Find every line in the records below that holds the word "soubory" and copy it.

* _Data excerpts_

* * *

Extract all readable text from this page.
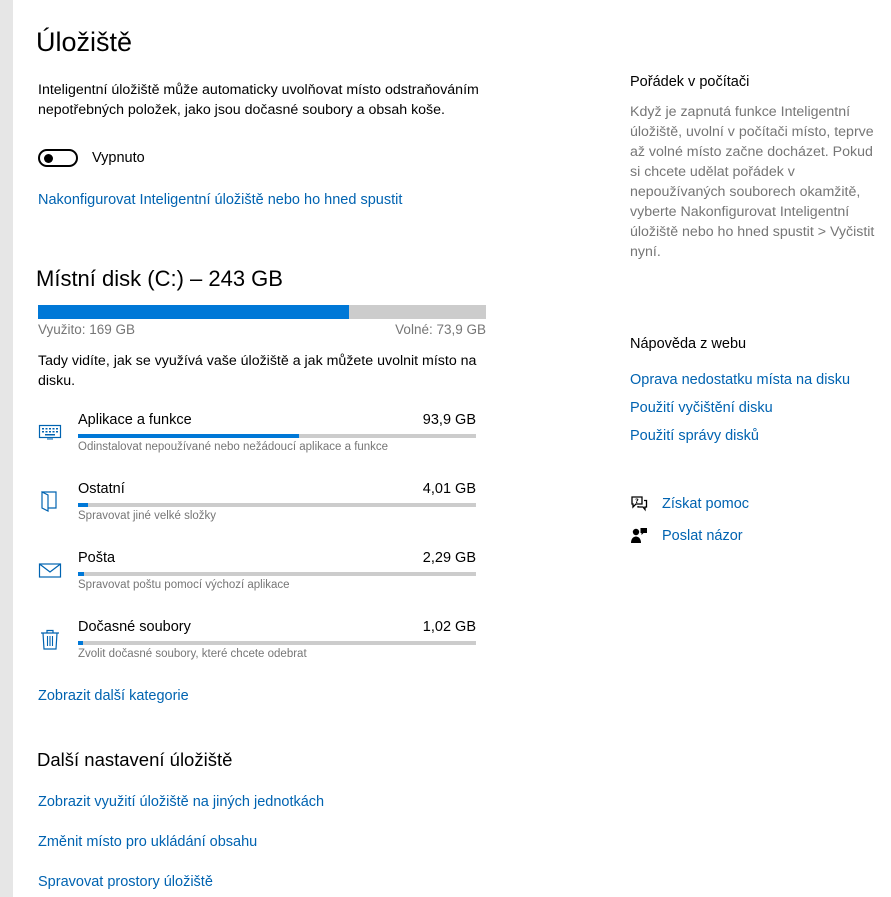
Úložiště
Inteligentní úložiště může automaticky uvolňovat místo odstraňováním nepotřebných položek, jako jsou dočasné soubory a obsah koše.
Vypnuto
Nakonfigurovat Inteligentní úložiště nebo ho hned spustit
Místní disk (C:) – 243 GB
Využito: 169 GB	Volné: 73,9 GB
Tady vidíte, jak se využívá vaše úložiště a jak můžete uvolnit místo na disku.
Aplikace a funkce	93,9 GB
Odinstalovat nepoužívané nebo nežádoucí aplikace a funkce
Ostatní	4,01 GB
Spravovat jiné velké složky
Pošta	2,29 GB
Spravovat poštu pomocí výchozí aplikace
Dočasné soubory	1,02 GB
Zvolit dočasné soubory, které chcete odebrat
Zobrazit další kategorie
Další nastavení úložiště
Zobrazit využití úložiště na jiných jednotkách
Změnit místo pro ukládání obsahu
Spravovat prostory úložiště
Pořádek v počítači
Když je zapnutá funkce Inteligentní úložiště, uvolní v počítači místo, teprve až volné místo začne docházet. Pokud si chcete udělat pořádek v nepoužívaných souborech okamžitě, vyberte Nakonfigurovat Inteligentní úložiště nebo ho hned spustit > Vyčistit nyní.
Nápověda z webu
Oprava nedostatku místa na disku
Použití vyčištění disku
Použití správy disků
? Získat pomoc
Poslat názor
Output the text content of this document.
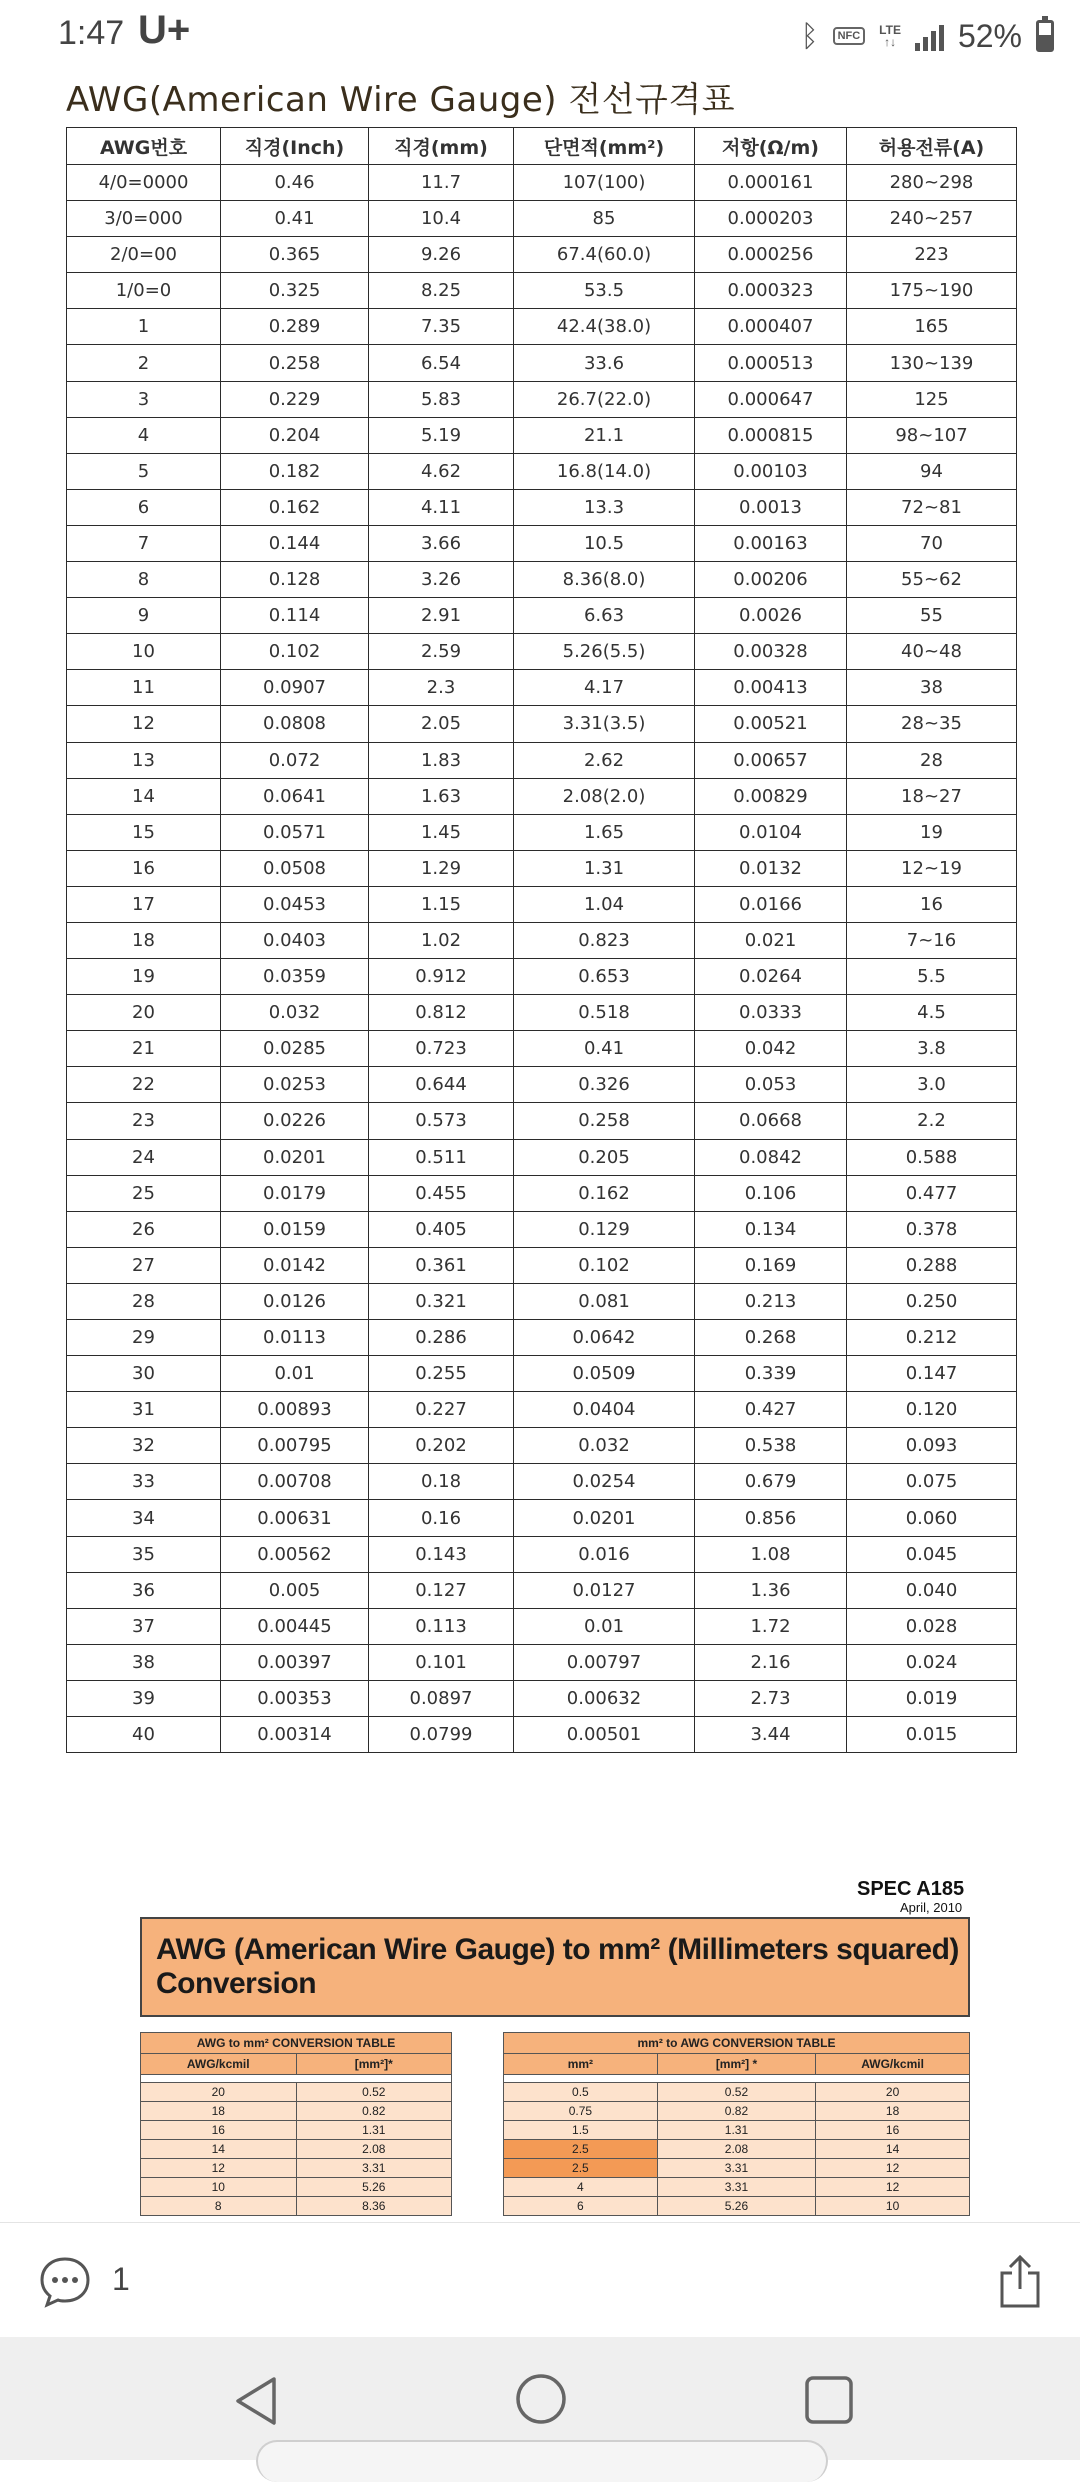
1:47 U+	ᛒ	NFC	LTE
↑↓ 52%
AWG(American Wire Gauge) 전선규격표
AWG번호	직경(Inch)	직경(mm)	단면적(mm²)	저항(Ω/m)	허용전류(A)
4/0=0000	0.46	11.7	107(100)	0.000161	280~298
3/0=000	0.41	10.4	85	0.000203	240~257
2/0=00	0.365	9.26	67.4(60.0)	0.000256	223
1/0=0	0.325	8.25	53.5	0.000323	175~190
1	0.289	7.35	42.4(38.0)	0.000407	165
2	0.258	6.54	33.6	0.000513	130~139
3	0.229	5.83	26.7(22.0)	0.000647	125
4	0.204	5.19	21.1	0.000815	98~107
5	0.182	4.62	16.8(14.0)	0.00103	94
6	0.162	4.11	13.3	0.0013	72~81
7	0.144	3.66	10.5	0.00163	70
8	0.128	3.26	8.36(8.0)	0.00206	55~62
9	0.114	2.91	6.63	0.0026	55
10	0.102	2.59	5.26(5.5)	0.00328	40~48
11	0.0907	2.3	4.17	0.00413	38
12	0.0808	2.05	3.31(3.5)	0.00521	28~35
13	0.072	1.83	2.62	0.00657	28
14	0.0641	1.63	2.08(2.0)	0.00829	18~27
15	0.0571	1.45	1.65	0.0104	19
16	0.0508	1.29	1.31	0.0132	12~19
17	0.0453	1.15	1.04	0.0166	16
18	0.0403	1.02	0.823	0.021	7~16
19	0.0359	0.912	0.653	0.0264	5.5
20	0.032	0.812	0.518	0.0333	4.5
21	0.0285	0.723	0.41	0.042	3.8
22	0.0253	0.644	0.326	0.053	3.0
23	0.0226	0.573	0.258	0.0668	2.2
24	0.0201	0.511	0.205	0.0842	0.588
25	0.0179	0.455	0.162	0.106	0.477
26	0.0159	0.405	0.129	0.134	0.378
27	0.0142	0.361	0.102	0.169	0.288
28	0.0126	0.321	0.081	0.213	0.250
29	0.0113	0.286	0.0642	0.268	0.212
30	0.01	0.255	0.0509	0.339	0.147
31	0.00893	0.227	0.0404	0.427	0.120
32	0.00795	0.202	0.032	0.538	0.093
33	0.00708	0.18	0.0254	0.679	0.075
34	0.00631	0.16	0.0201	0.856	0.060
35	0.00562	0.143	0.016	1.08	0.045
36	0.005	0.127	0.0127	1.36	0.040
37	0.00445	0.113	0.01	1.72	0.028
38	0.00397	0.101	0.00797	2.16	0.024
39	0.00353	0.0897	0.00632	2.73	0.019
40	0.00314	0.0799	0.00501	3.44	0.015
SPEC A185
April, 2010
AWG (American Wire Gauge) to mm² (Millimeters squared) Conversion
AWG to mm² CONVERSION TABLE	
AWG/kcmil	[mm²]*

20	0.52
18	0.82
16	1.31
14	2.08
12	3.31
10	5.26
8	8.36
mm² to AWG CONVERSION TABLE		
mm²	[mm²] *	AWG/kcmil

0.5	0.52	20
0.75	0.82	18
1.5	1.31	16
2.5	2.08	14
2.5	3.31	12
4	3.31	12
6	5.26	10
1
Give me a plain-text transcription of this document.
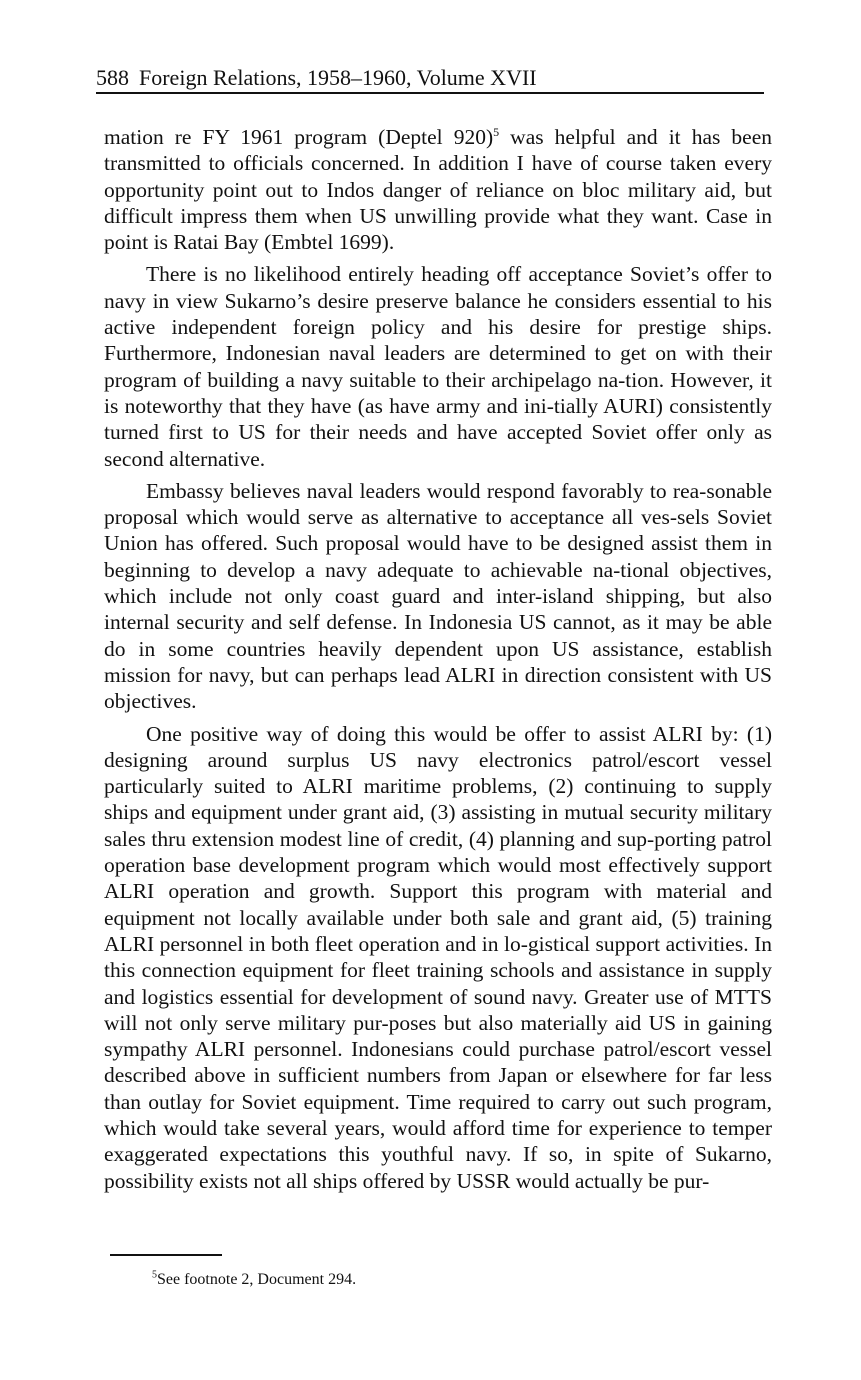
588 Foreign Relations, 1958–1960, Volume XVII

mation re FY 1961 program (Deptel 920)$^5$ was helpful and it has been transmitted to officials concerned. In addition I have of course taken every opportunity point out to Indos danger of reliance on bloc military aid, but difficult impress them when US unwilling provide what they want. Case in point is Ratai Bay (Embtel 1699).

There is no likelihood entirely heading off acceptance Soviet’s offer to navy in view Sukarno’s desire preserve balance he considers essential to his active independent foreign policy and his desire for prestige ships. Furthermore, Indonesian naval leaders are determined to get on with their program of building a navy suitable to their archipelago na-tion. However, it is noteworthy that they have (as have army and ini-tially AURI) consistently turned first to US for their needs and have accepted Soviet offer only as second alternative.

Embassy believes naval leaders would respond favorably to rea-sonable proposal which would serve as alternative to acceptance all ves-sels Soviet Union has offered. Such proposal would have to be designed assist them in beginning to develop a navy adequate to achievable na-tional objectives, which include not only coast guard and inter-island shipping, but also internal security and self defense. In Indonesia US cannot, as it may be able do in some countries heavily dependent upon US assistance, establish mission for navy, but can perhaps lead ALRI in direction consistent with US objectives.

One positive way of doing this would be offer to assist ALRI by: (1) designing around surplus US navy electronics patrol/escort vessel particularly suited to ALRI maritime problems, (2) continuing to supply ships and equipment under grant aid, (3) assisting in mutual security military sales thru extension modest line of credit, (4) planning and sup-porting patrol operation base development program which would most effectively support ALRI operation and growth. Support this program with material and equipment not locally available under both sale and grant aid, (5) training ALRI personnel in both fleet operation and in lo-gistical support activities. In this connection equipment for fleet training schools and assistance in supply and logistics essential for development of sound navy. Greater use of MTTS will not only serve military pur-poses but also materially aid US in gaining sympathy ALRI personnel. Indonesians could purchase patrol/escort vessel described above in sufficient numbers from Japan or elsewhere for far less than outlay for Soviet equipment. Time required to carry out such program, which would take several years, would afford time for experience to temper exaggerated expectations this youthful navy. If so, in spite of Sukarno, possibility exists not all ships offered by USSR would actually be pur-

$^5$See footnote 2, Document 294.
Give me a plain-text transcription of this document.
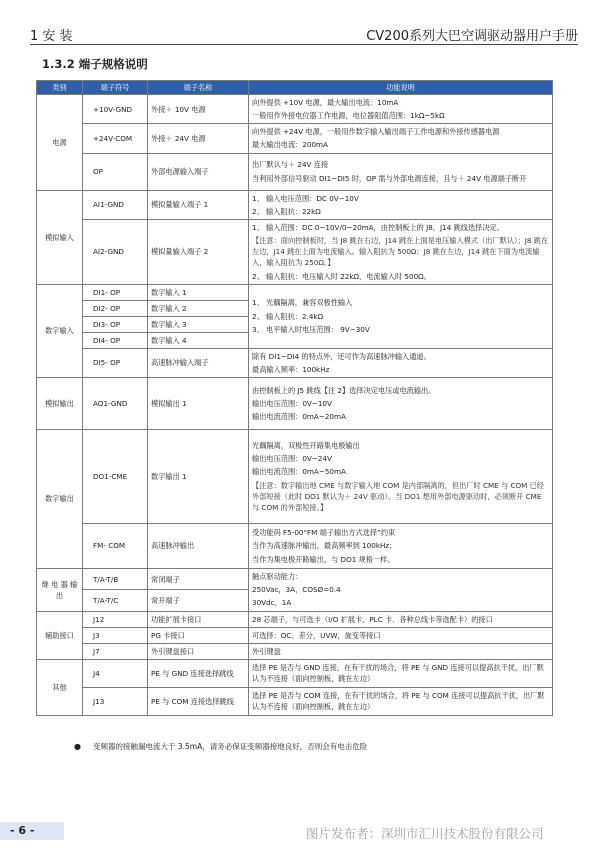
1 安 装	CV200系列大巴空调驱动器用户手册
1.3.2 端子规格说明
类别	端子符号	端子名称	功能说明
电源	+10V-GND	外接＋ 10V 电源	向外提供 +10V 电源，最大输出电流：10mA

一般用作外接电位器工作电源，电位器阻值范围：1kΩ~5kΩ

	+24V-COM	外接＋ 24V 电源	向外提供 +24V 电源，一般用作数字输入输出端子工作电源和外接传感器电源

最大输出电流：200mA

	OP	外部电源输入端子	出厂默认与＋ 24V 连接

当利用外部信号驱动 DI1~DI5 时，OP 需与外部电源连接，且与＋ 24V 电源端子断开

模拟输入	AI1-GND	模拟量输入端子 1	1、 输入电压范围：DC 0V~10V

2、 输入阻抗：22kΩ

	AI2-GND	模拟量输入端子 2	1、 输入范围：DC 0~10V/0~20mA，由控制板上的 J8、J14 跳线选择决定。

【注意：面向控制板时，当 J8 跳在右边，J14 跳在上面是电压输入模式（出厂默认）；J8 跳在左边，J14 跳在上面为电流输入。输入阻抗为 500Ω；J8 跳在左边，J14 跳在下面为电流输入，输入阻抗为 250Ω。】

2、 输入阻抗：电压输入时 22kΩ，电流输入时 500Ω。

数字输入	DI1- OP	数字输入 1	1、 光藕隔离，兼容双极性输入

2、 输入阻抗：2.4kΩ

3、 电平输入时电压范围： 9V~30V

	DI2- OP	数字输入 2	
	DI3- OP	数字输入 3	
	DI4- OP	数字输入 4	
	DI5- OP	高速脉冲输入端子	除有 DI1~DI4 的特点外，还可作为高速脉冲输入通道。

最高输入频率：100kHz

模拟输出	AO1-GND	模拟输出 1	由控制板上的 J5 跳线【注 2】选择决定电压或电流输出。

输出电压范围：0V~10V

输出电流范围：0mA~20mA

数字输出	DO1-CME	数字输出 1	光藕隔离，双极性开路集电极输出

输出电压范围：0V~24V

输出电流范围：0mA~50mA

【注意：数字输出地 CME 与数字输入地 COM 是内部隔离的，但出厂时 CME 与 COM 已经外部短接（此时 DO1 默认为＋ 24V 驱动）。当 DO1 想用外部电源驱动时，必须断开 CME 与 COM 的外部短接。】

	FM- COM	高速脉冲输出	受功能码 F5-00“FM 端子输出方式选择”约束

当作为高速脉冲输出，最高频率到 100kHz；

当作为集电极开路输出，与 DO1 规格一样。

继 电 器 输 出	T/A-T/B	常闭端子	触点驱动能力：

250Vac，3A，COSØ=0.4

30Vdc，1A

	T/A-T/C	常开端子	
辅助接口	J12	功能扩展卡接口	28 芯端子，与可选卡（I/O 扩展卡、PLC 卡、各种总线卡等选配卡）的接口

	J3	PG 卡接口	可选择：OC、差分，UVW，旋变等接口

	J7	外引键盘接口	外引键盘

其他	J4	PE 与 GND 连接选择跳线	选择 PE 是否与 GND 连接，在有干扰的场合，将 PE 与 GND 连接可以提高抗干扰，出厂默认为不连接（面向控制板，跳在左边）

	J13	PE 与 COM 连接选择跳线	选择 PE 是否与 COM 连接，在有干扰的场合，将 PE 与 COM 连接可以提高抗干扰，出厂默认为不连接（面向控制板，跳在左边）

● 变频器的接触漏电流大于 3.5mA，请务必保证变频器接地良好，否则会有电击危险
- 6 -	图片发布者：深圳市汇川技术股份有限公司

* * *

* _Written reply_
Inteligentní úložiště může automaticky uvolňovat místo odstraňováním nepotřebných položek, jako jsou dočasné soubory a obsah koše.
Dočasné soubory	1,02 GB
Zvolit dočasné soubory, které chcete odebrat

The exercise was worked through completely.